In DALI, batches are implicit. That means, that such DALI pipeline:

@pipeline_def(
    batch_size=3,
    num_threads=1,
    device_id=0,
    output_dtype=[types.FLOAT],
    output_ndim=[4],  # Dimensions of image, not including batch dimension
)
def decode_pipeline():
    images = fn.external_source(device="cpu", name="input_0", dtype=types.UINT8, ndim=1)
    images = fn.experimental.decoders.image(
        images,
        device="mixed",
        dtype=types.UINT16,
    )

    images = fn.transpose(images, perm=[2, 0, 1])
    images = fn.cast([images], dtype=types.FLOAT)
    image_max_value = fn.reductions.max(images)
    normalization_value = set_normalization_value(image_max_value)
    images /= normalization_value
    return images

already works on batch of 3 images. Having images_2 and images_3 very likely boosts the memory consumption and is not necessary for batch processing.

Also, please correct me if I'm wrong, but the TIFFs you're working with - 3x5000x10000x3x2(size of uint16) sum up to about 1.8GB of data per batch (I assumed, that the 3 at the beginning of the shape is the batch dimension)? If so, after adding some additional memory for the fn.transpose, the amount of memory looks legit. If you'll remove the images_2 and images_3 from the pipeline, the amount of memory should lower to about 2.3GB

Lastly, about the loading/unloading/memory consumption. DALI uses the lazy-allocation model. It means, that when the DALI pipeline is fed with data, DALI tries to handle the input data with existing memory. If whatever DALI has already allocated is not enough, DALI allocates additional memory. Naturally, this process will grow asymptotically and will plateau on the size of memory, which is required to handle the biggest batch possible. For example, if my dataset contains images of various sizes, but the largest one is 1920x1080x3 (uint8), then for batch_size=7 simple DALI decoding pipeline will plateau on about 43MB.

•••••

WRITTEN EXERCISE 1
According to the text on DALI memory use, which allocation model does DALI use?
WRITTEN EXERCISE 2
Name every keyword argument passed to @pipeline_def in the text on DALI memory use.
WRITTEN EXERCISE 3
Please duplicate the part of the text on DALI memory use starting at "image_max_value = fn.reductions.max(images)" and ending at "for batch processing.".
The material after this point has no role in any of this.

•••••

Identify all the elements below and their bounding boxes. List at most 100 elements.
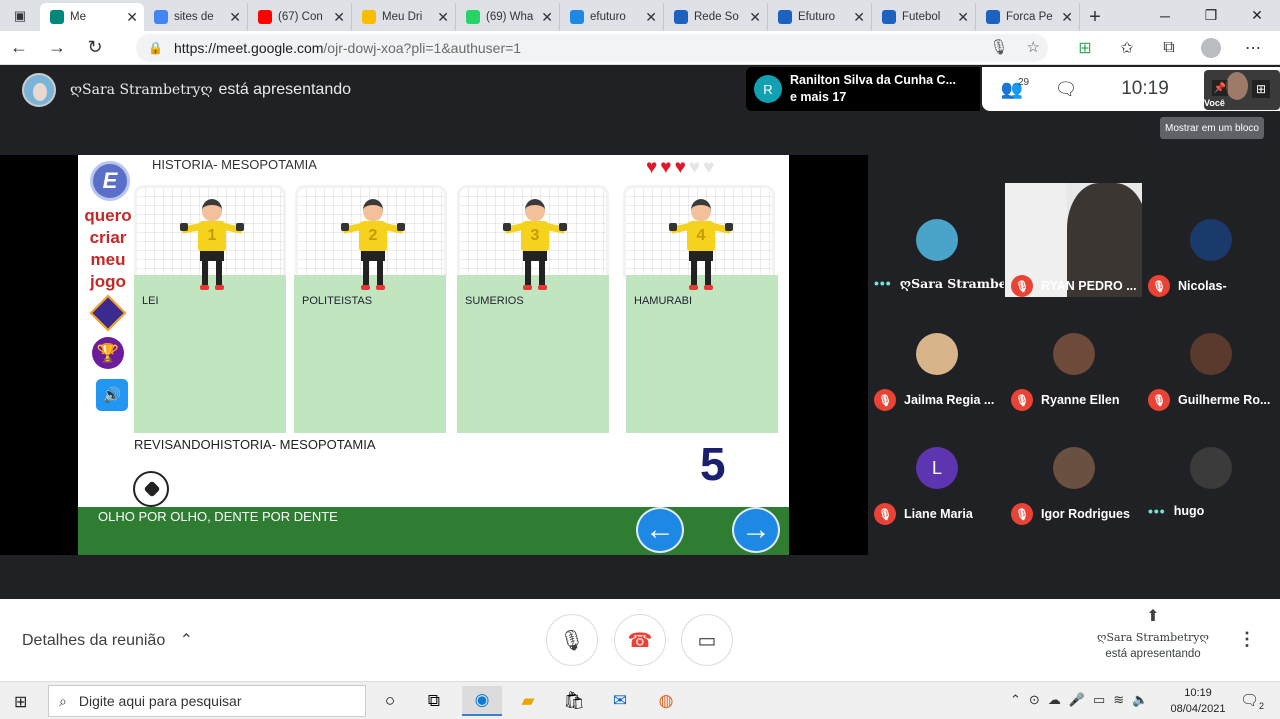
answer-option[interactable]: POLITEISTAS (294, 275, 446, 433)
favorite-star-icon[interactable]: ☆ (1027, 38, 1040, 56)
notification-icon[interactable]: 🗨2 (1240, 691, 1264, 711)
participant-tile[interactable]: ••• hugo (1142, 411, 1280, 525)
tile-layout-icon[interactable]: ⊞ (1252, 80, 1270, 98)
browser-tab[interactable]: Me ✕ (40, 3, 144, 31)
answer-option[interactable]: HAMURABI (626, 275, 778, 433)
maximize-icon[interactable]: ❐ (1188, 0, 1234, 31)
participant-tile[interactable]: L 🎙 Liane Maria (868, 411, 1006, 525)
tooltip: Mostrar em um bloco (1160, 117, 1264, 139)
tab-close-icon[interactable]: ✕ (541, 9, 553, 26)
browser-tab[interactable]: Efuturo ✕ (768, 3, 872, 31)
goalkeeper[interactable]: 3 (503, 199, 567, 295)
forward-icon[interactable]: → (38, 33, 76, 63)
mail-icon[interactable]: ✉ (600, 686, 640, 716)
goalkeeper[interactable]: 2 (341, 199, 405, 295)
browser-tab[interactable]: (67) Con ✕ (248, 3, 352, 31)
reload-icon[interactable]: ↻ (76, 33, 114, 63)
participant-tile[interactable]: 🎙 Nicolas- (1142, 183, 1280, 297)
tab-close-icon[interactable]: ✕ (853, 9, 865, 26)
create-game-text[interactable]: quero criar meu jogo (80, 205, 136, 293)
answer-option[interactable]: SUMERIOS (457, 275, 609, 433)
pin-icon[interactable]: 📌 (1212, 80, 1228, 96)
browser-tab[interactable]: Forca Pe ✕ (976, 3, 1080, 31)
camera-button[interactable]: ▭ (681, 614, 733, 666)
mic-tray-icon[interactable]: 🎤 (1069, 692, 1085, 708)
favorites-icon[interactable]: ✩ (1108, 33, 1146, 63)
hang-up-button[interactable]: ☎ (614, 614, 666, 666)
wifi-icon[interactable]: ≋ (1113, 692, 1124, 708)
tab-close-icon[interactable]: ✕ (1061, 9, 1073, 26)
tab-close-icon[interactable]: ✕ (749, 9, 761, 26)
shared-game[interactable]: E HISTORIA- MESOPOTAMIA ♥ ♥ ♥ ♥ ♥ quero criar… (78, 155, 789, 555)
meet-tray-icon[interactable]: ⊙ (1029, 692, 1040, 708)
participant-tile[interactable]: 🎙 Igor Rodrigues (1005, 411, 1143, 525)
minimize-icon[interactable]: ─ (1142, 0, 1188, 31)
participant-video-tile[interactable]: 🎙 RYAN PEDRO ... (1005, 183, 1143, 297)
participant-tile[interactable]: 🎙 Jailma Regia ... (868, 297, 1006, 411)
people-button[interactable]: 👥 29 (982, 76, 1042, 100)
arrow-right-icon[interactable]: → (732, 507, 780, 553)
arrow-left-icon[interactable]: ← (636, 507, 684, 553)
new-tab-button[interactable]: + (1080, 3, 1110, 31)
task-view-icon[interactable]: ⧉ (414, 686, 454, 716)
self-label: Você (1204, 98, 1225, 108)
speaking-dots-icon: ••• (1148, 503, 1166, 519)
tab-close-icon[interactable]: ✕ (229, 9, 241, 26)
people-count: 29 (1018, 76, 1030, 88)
tab-close-icon[interactable]: ✕ (126, 9, 138, 26)
close-window-icon[interactable]: ✕ (1234, 0, 1280, 31)
participant-tile[interactable]: ••• ღSara Strambe... (868, 183, 1006, 297)
microphone-button[interactable]: 🎙 (546, 614, 598, 666)
cortana-icon[interactable]: ○ (370, 686, 410, 716)
chat-notification[interactable]: R Ranilton Silva da Cunha C... e mais 17 (746, 67, 980, 111)
browser-tab[interactable]: Rede So ✕ (664, 3, 768, 31)
more-menu-icon[interactable]: ⋯ (1234, 33, 1272, 63)
chat-notification-text: Ranilton Silva da Cunha C... e mais 17 (790, 72, 956, 106)
tab-actions-icon[interactable]: ▣ (0, 0, 40, 31)
show-hidden-icons[interactable]: ⌃ (1010, 692, 1021, 708)
profile-avatar[interactable] (1201, 38, 1221, 58)
participant-tile[interactable]: 🎙 Guilherme Ro... (1142, 297, 1280, 411)
cube-icon[interactable] (89, 294, 127, 332)
tab-close-icon[interactable]: ✕ (437, 9, 449, 26)
more-options-icon[interactable]: ⋮ (1238, 629, 1256, 650)
windows-start-icon[interactable]: ⊞ (14, 692, 27, 712)
trophy-icon[interactable]: 🏆 (92, 337, 124, 369)
battery-icon[interactable]: ▭ (1093, 692, 1105, 708)
tab-favicon-icon (50, 10, 64, 24)
edge-icon[interactable]: ◉ (462, 686, 502, 716)
store-icon[interactable]: 🛍 (554, 686, 594, 716)
answer-option[interactable]: LEI (134, 275, 286, 433)
goalkeeper[interactable]: 4 (669, 199, 733, 295)
sound-icon[interactable]: 🔊 (96, 379, 128, 411)
mic-off-icon: 🎙 (1148, 389, 1170, 411)
present-now-button[interactable]: ⬆ ღSara Strambetryღ está apresentando (1096, 609, 1210, 662)
collections-icon[interactable]: ⧉ (1150, 33, 1188, 63)
goalkeeper[interactable]: 1 (180, 199, 244, 295)
browser-tab[interactable]: sites de ✕ (144, 3, 248, 31)
self-view-tile[interactable]: 📌 ⊞ Você (1204, 70, 1280, 110)
browser-tab[interactable]: (69) Wha ✕ (456, 3, 560, 31)
file-explorer-icon[interactable]: ▰ (508, 686, 548, 716)
cloud-icon[interactable]: ☁ (1048, 692, 1061, 708)
goalkeeper-number: 3 (521, 221, 549, 251)
microphone-permission-icon[interactable]: 🎙 (990, 38, 1009, 56)
tab-close-icon[interactable]: ✕ (645, 9, 657, 26)
participant-tile[interactable]: 🎙 Ryanne Ellen (1005, 297, 1143, 411)
extension-icon[interactable]: ⊞ (1066, 33, 1104, 63)
browser-tab[interactable]: Meu Dri ✕ (352, 3, 456, 31)
firefox-icon[interactable]: ◍ (646, 686, 686, 716)
taskbar-search[interactable]: ⌕ Digite aqui para pesquisar (48, 685, 366, 717)
tab-close-icon[interactable]: ✕ (957, 9, 969, 26)
meeting-details-button[interactable]: Detalhes da reunião ⌃ (22, 630, 193, 650)
taskbar-clock[interactable]: 10:19 08/04/2021 (1166, 685, 1230, 717)
volume-icon[interactable]: 🔈 (1132, 692, 1148, 708)
address-bar[interactable]: 🔒 https://meet.google.com /ojr-dowj-xoa?… (136, 34, 1048, 62)
chat-icon[interactable]: 🗨 (1042, 79, 1090, 100)
browser-tab[interactable]: Futebol ✕ (872, 3, 976, 31)
browser-tab[interactable]: efuturo ✕ (560, 3, 664, 31)
browser-toolbar: ← → ↻ 🔒 https://meet.google.com /ojr-dow… (0, 31, 1280, 65)
clock-date: 08/04/2021 (1170, 703, 1226, 715)
back-icon[interactable]: ← (0, 33, 38, 63)
tab-close-icon[interactable]: ✕ (333, 9, 345, 26)
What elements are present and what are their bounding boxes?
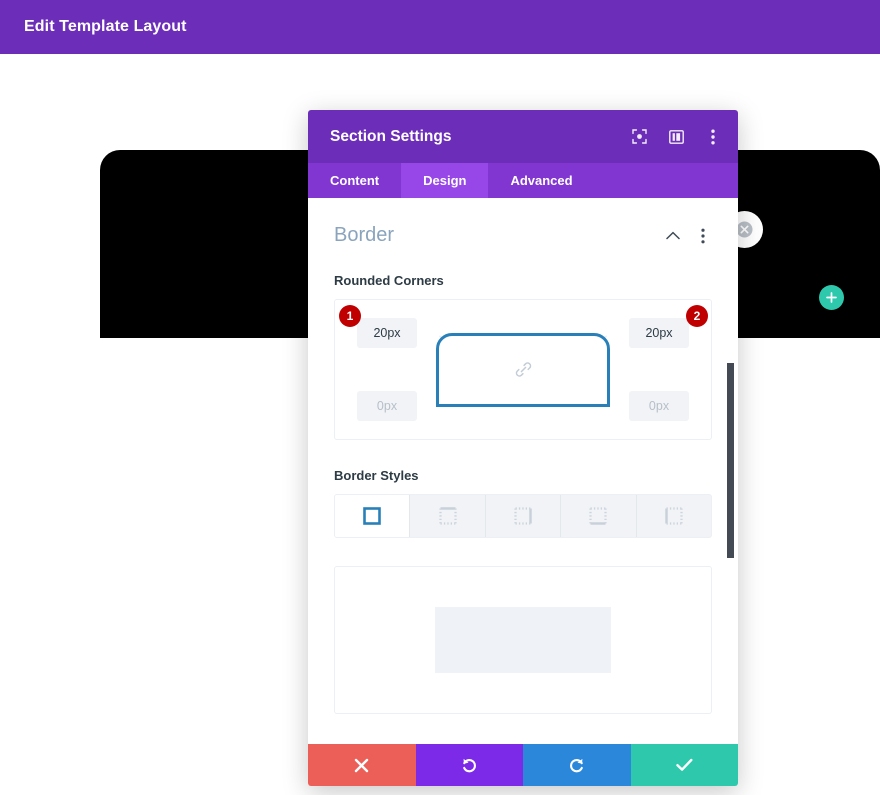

•••••

WRITTEN RESPONSE 1
The lazy-allocation model.

WRITTEN RESPONSE 2
batch_size, num_threads, device_id, output_dtype, output_ndim

WRITTEN RESPONSE 3
image_max_value = fn.reductions.max(images)
    normalization_value = set_normalization_value(image_max_value)
    images /= normalization_value
    return images

already works on batch of 3 images. Having images_2 and images_3 very likely boosts the memory consumption and is not necessary for batch processing.